STORED DATA

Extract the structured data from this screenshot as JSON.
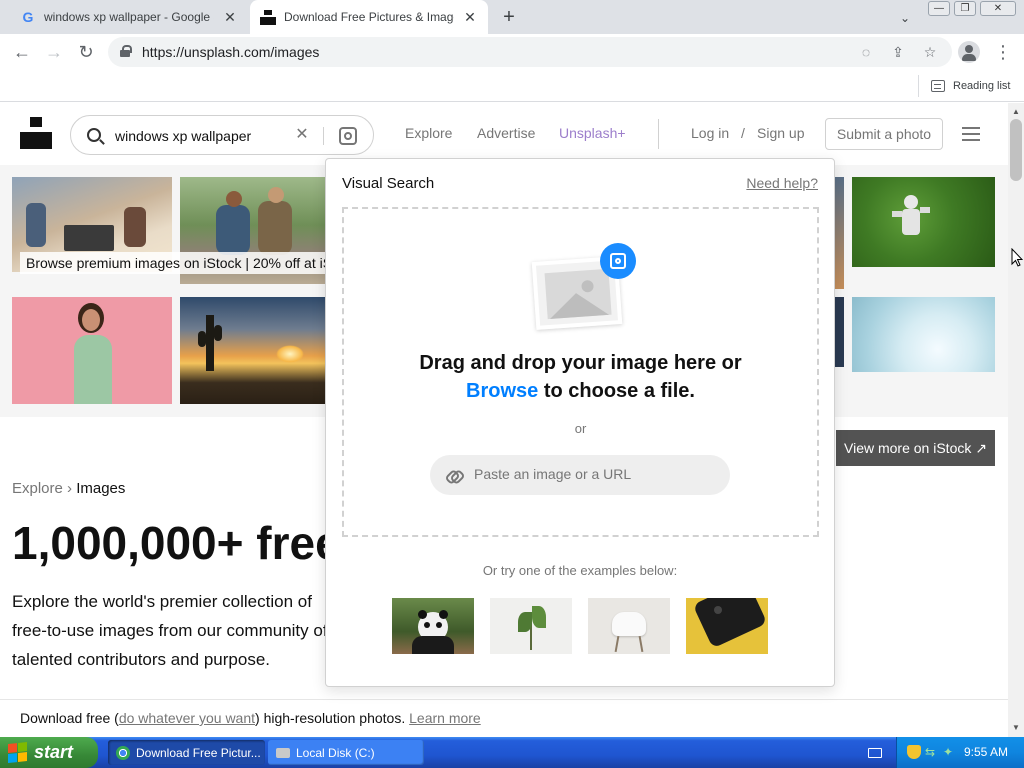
{
  "browser": {
    "tabs": [
      {
        "title": "windows xp wallpaper - Google Search",
        "favicon": "google-icon",
        "active": false
      },
      {
        "title": "Download Free Pictures & Images [",
        "favicon": "unsplash-icon",
        "active": true
      }
    ],
    "url": "https://unsplash.com/images",
    "reading_list": "Reading list"
  },
  "site": {
    "search_value": "windows xp wallpaper",
    "nav": {
      "explore": "Explore",
      "advertise": "Advertise",
      "unsplash_plus": "Unsplash+",
      "login": "Log in",
      "slash": "/",
      "signup": "Sign up",
      "submit": "Submit a photo"
    },
    "istock": {
      "label": "Browse premium images on iStock | 20% off at iS",
      "view_more": "View more on iStock ↗"
    },
    "breadcrumb": {
      "parent": "Explore",
      "sep": "›",
      "current": "Images"
    },
    "hero_title": "1,000,000+ free",
    "hero_desc": "Explore the world's premier collection of free-to-use images from our community of talented contributors and purpose.",
    "footer": {
      "prefix": "Download free (",
      "link1": "do whatever you want",
      "mid": ") high-resolution photos. ",
      "link2": "Learn more"
    }
  },
  "visual_search": {
    "title": "Visual Search",
    "help": "Need help?",
    "drag_line1": "Drag and drop your image here or",
    "browse": "Browse",
    "drag_line2": " to choose a file.",
    "or": "or",
    "url_placeholder": "Paste an image or a URL",
    "examples_label": "Or try one of the examples below:",
    "examples": [
      "panda",
      "plant",
      "chair",
      "phone"
    ]
  },
  "taskbar": {
    "start": "start",
    "tasks": [
      {
        "label": "Download Free Pictur...",
        "active": true
      },
      {
        "label": "Local Disk (C:)",
        "active": false
      }
    ],
    "clock": "9:55 AM"
  },
  "colors": {
    "accent_blue": "#007fff",
    "unsplash_plus_purple": "#9c7ecb",
    "xp_taskbar": "#245edb",
    "xp_start_green": "#378837"
  }
}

WHAT TO WORK ON
Copy out all the entries exactly. Images stay out of the copy.

ANSWER TO THIS EXERCISE
Extract the structured data from this screenshot as JSON.
{
  "browser": {
    "tabs": [
      {
        "title": "windows xp wallpaper - Google Search",
        "favicon": "google-icon",
        "active": false
      },
      {
        "title": "Download Free Pictures & Images [",
        "favicon": "unsplash-icon",
        "active": true
      }
    ],
    "url": "https://unsplash.com/images",
    "reading_list": "Reading list"
  },
  "site": {
    "search_value": "windows xp wallpaper",
    "nav": {
      "explore": "Explore",
      "advertise": "Advertise",
      "unsplash_plus": "Unsplash+",
      "login": "Log in",
      "slash": "/",
      "signup": "Sign up",
      "submit": "Submit a photo"
    },
    "istock": {
      "label": "Browse premium images on iStock | 20% off at iS",
      "view_more": "View more on iStock ↗"
    },
    "breadcrumb": {
      "parent": "Explore",
      "sep": "›",
      "current": "Images"
    },
    "hero_title": "1,000,000+ free",
    "hero_desc": "Explore the world's premier collection of free-to-use images from our community of talented contributors and purpose.",
    "footer": {
      "prefix": "Download free (",
      "link1": "do whatever you want",
      "mid": ") high-resolution photos. ",
      "link2": "Learn more"
    }
  },
  "visual_search": {
    "title": "Visual Search",
    "help": "Need help?",
    "drag_line1": "Drag and drop your image here or",
    "browse": "Browse",
    "drag_line2": " to choose a file.",
    "or": "or",
    "url_placeholder": "Paste an image or a URL",
    "examples_label": "Or try one of the examples below:",
    "examples": [
      "panda",
      "plant",
      "chair",
      "phone"
    ]
  },
  "taskbar": {
    "start": "start",
    "tasks": [
      {
        "label": "Download Free Pictur...",
        "active": true
      },
      {
        "label": "Local Disk (C:)",
        "active": false
      }
    ],
    "clock": "9:55 AM"
  },
  "colors": {
    "accent_blue": "#007fff",
    "unsplash_plus_purple": "#9c7ecb",
    "xp_taskbar": "#245edb",
    "xp_start_green": "#378837"
  }
}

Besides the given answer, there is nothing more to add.